THE PROBLEM> Write the data out again, character for character, with no images.

DATASET ENTRIES>
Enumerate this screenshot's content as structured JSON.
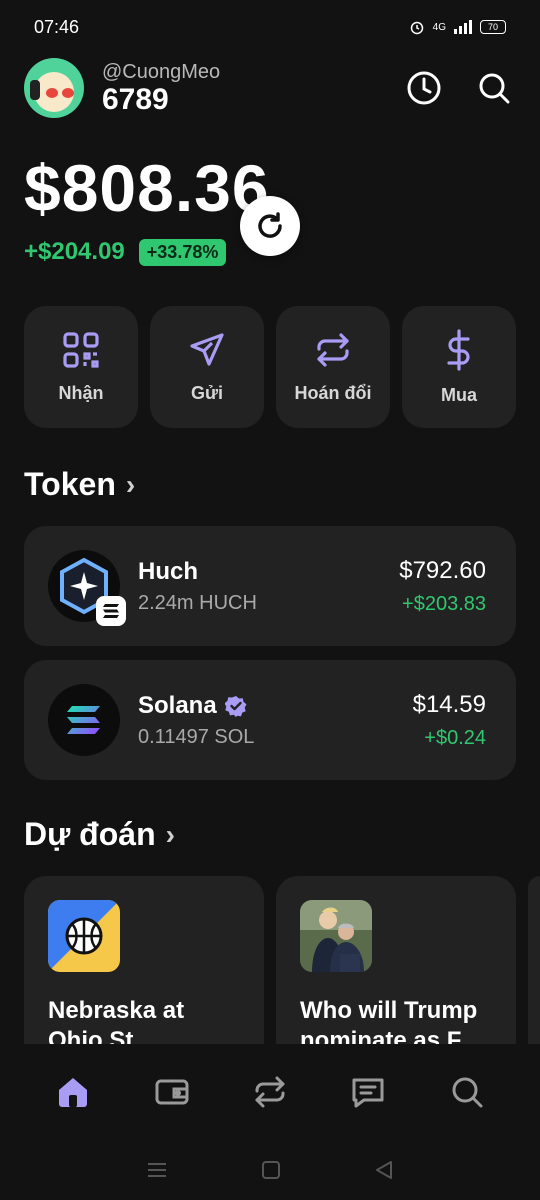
{
  "status_bar": {
    "time": "07:46",
    "network": "4G",
    "battery": "70"
  },
  "header": {
    "username": "@CuongMeo",
    "user_number": "6789"
  },
  "balance": {
    "total": "$808.36",
    "change_amount": "+$204.09",
    "change_percent": "+33.78%"
  },
  "actions": [
    {
      "label": "Nhận",
      "icon": "qr-code-icon"
    },
    {
      "label": "Gửi",
      "icon": "send-icon"
    },
    {
      "label": "Hoán đổi",
      "icon": "swap-icon"
    },
    {
      "label": "Mua",
      "icon": "dollar-icon"
    }
  ],
  "token_section": {
    "title": "Token"
  },
  "tokens": [
    {
      "name": "Huch",
      "amount": "2.24m HUCH",
      "price": "$792.60",
      "change": "+$203.83"
    },
    {
      "name": "Solana",
      "amount": "0.11497 SOL",
      "price": "$14.59",
      "change": "+$0.24"
    }
  ],
  "prediction_section": {
    "title": "Dự đoán"
  },
  "predictions": [
    {
      "title_line1": "Nebraska at",
      "title_line2": "Ohio St"
    },
    {
      "title_line1": "Who will Trump",
      "title_line2": "nominate as F"
    }
  ],
  "colors": {
    "accent": "#a99cf4",
    "positive": "#2fc76f",
    "card": "#222222",
    "background": "#121212"
  }
}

CORRECT RESULT>
Enumerate this screenshot's content as structured JSON.
{
  "status_bar": {
    "time": "07:46",
    "network": "4G",
    "battery": "70"
  },
  "header": {
    "username": "@CuongMeo",
    "user_number": "6789"
  },
  "balance": {
    "total": "$808.36",
    "change_amount": "+$204.09",
    "change_percent": "+33.78%"
  },
  "actions": [
    {
      "label": "Nhận",
      "icon": "qr-code-icon"
    },
    {
      "label": "Gửi",
      "icon": "send-icon"
    },
    {
      "label": "Hoán đổi",
      "icon": "swap-icon"
    },
    {
      "label": "Mua",
      "icon": "dollar-icon"
    }
  ],
  "token_section": {
    "title": "Token"
  },
  "tokens": [
    {
      "name": "Huch",
      "amount": "2.24m HUCH",
      "price": "$792.60",
      "change": "+$203.83"
    },
    {
      "name": "Solana",
      "amount": "0.11497 SOL",
      "price": "$14.59",
      "change": "+$0.24"
    }
  ],
  "prediction_section": {
    "title": "Dự đoán"
  },
  "predictions": [
    {
      "title_line1": "Nebraska at",
      "title_line2": "Ohio St"
    },
    {
      "title_line1": "Who will Trump",
      "title_line2": "nominate as F"
    }
  ],
  "colors": {
    "accent": "#a99cf4",
    "positive": "#2fc76f",
    "card": "#222222",
    "background": "#121212"
  }
}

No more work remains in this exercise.